* DO THIS *
What follows is a set of records, each of which is to be written out exactly.

--- START OF DATA FOR PROCESSING ---

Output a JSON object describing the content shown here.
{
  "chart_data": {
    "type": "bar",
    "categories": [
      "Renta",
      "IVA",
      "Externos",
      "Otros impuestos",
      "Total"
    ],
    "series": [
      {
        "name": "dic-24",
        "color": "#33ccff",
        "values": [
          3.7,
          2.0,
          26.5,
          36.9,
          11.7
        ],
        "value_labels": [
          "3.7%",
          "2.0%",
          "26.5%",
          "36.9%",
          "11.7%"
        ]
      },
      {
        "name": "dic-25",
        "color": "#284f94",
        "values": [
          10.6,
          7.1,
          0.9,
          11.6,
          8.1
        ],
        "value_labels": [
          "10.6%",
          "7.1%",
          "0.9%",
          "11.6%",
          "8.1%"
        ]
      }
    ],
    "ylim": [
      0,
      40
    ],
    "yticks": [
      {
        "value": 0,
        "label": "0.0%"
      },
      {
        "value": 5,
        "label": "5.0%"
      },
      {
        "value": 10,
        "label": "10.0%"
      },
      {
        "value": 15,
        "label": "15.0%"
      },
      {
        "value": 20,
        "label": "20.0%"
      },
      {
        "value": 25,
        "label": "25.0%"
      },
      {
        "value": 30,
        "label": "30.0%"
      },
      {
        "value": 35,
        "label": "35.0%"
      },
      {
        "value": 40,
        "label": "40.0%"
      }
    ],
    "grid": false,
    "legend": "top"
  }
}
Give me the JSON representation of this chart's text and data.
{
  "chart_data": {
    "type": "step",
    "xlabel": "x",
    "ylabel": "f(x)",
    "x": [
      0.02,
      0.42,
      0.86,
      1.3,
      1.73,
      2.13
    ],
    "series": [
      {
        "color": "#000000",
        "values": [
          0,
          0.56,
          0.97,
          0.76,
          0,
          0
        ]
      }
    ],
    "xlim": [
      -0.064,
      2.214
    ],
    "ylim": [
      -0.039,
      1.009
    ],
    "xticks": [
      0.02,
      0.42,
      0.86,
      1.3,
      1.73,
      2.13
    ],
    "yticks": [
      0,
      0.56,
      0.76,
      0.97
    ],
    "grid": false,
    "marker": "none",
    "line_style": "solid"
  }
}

--- END OF DATA FOR PROCESSING ---

* EXERCISE SOLUTION *
Output a JSON object describing the content shown here.
{
  "chart_data": {
    "type": "bar",
    "categories": [
      "Renta",
      "IVA",
      "Externos",
      "Otros impuestos",
      "Total"
    ],
    "series": [
      {
        "name": "dic-24",
        "color": "#33ccff",
        "values": [
          3.7,
          2.0,
          26.5,
          36.9,
          11.7
        ],
        "value_labels": [
          "3.7%",
          "2.0%",
          "26.5%",
          "36.9%",
          "11.7%"
        ]
      },
      {
        "name": "dic-25",
        "color": "#284f94",
        "values": [
          10.6,
          7.1,
          0.9,
          11.6,
          8.1
        ],
        "value_labels": [
          "10.6%",
          "7.1%",
          "0.9%",
          "11.6%",
          "8.1%"
        ]
      }
    ],
    "ylim": [
      0,
      40
    ],
    "yticks": [
      {
        "value": 0,
        "label": "0.0%"
      },
      {
        "value": 5,
        "label": "5.0%"
      },
      {
        "value": 10,
        "label": "10.0%"
      },
      {
        "value": 15,
        "label": "15.0%"
      },
      {
        "value": 20,
        "label": "20.0%"
      },
      {
        "value": 25,
        "label": "25.0%"
      },
      {
        "value": 30,
        "label": "30.0%"
      },
      {
        "value": 35,
        "label": "35.0%"
      },
      {
        "value": 40,
        "label": "40.0%"
      }
    ],
    "grid": false,
    "legend": "top"
  }
}
Give me the JSON representation of this chart's text and data.
{
  "chart_data": {
    "type": "step",
    "xlabel": "x",
    "ylabel": "f(x)",
    "x": [
      0.02,
      0.42,
      0.86,
      1.3,
      1.73,
      2.13
    ],
    "series": [
      {
        "color": "#000000",
        "values": [
          0,
          0.56,
          0.97,
          0.76,
          0,
          0
        ]
      }
    ],
    "xlim": [
      -0.064,
      2.214
    ],
    "ylim": [
      -0.039,
      1.009
    ],
    "xticks": [
      0.02,
      0.42,
      0.86,
      1.3,
      1.73,
      2.13
    ],
    "yticks": [
      0,
      0.56,
      0.76,
      0.97
    ],
    "grid": false,
    "marker": "none",
    "line_style": "solid"
  }
}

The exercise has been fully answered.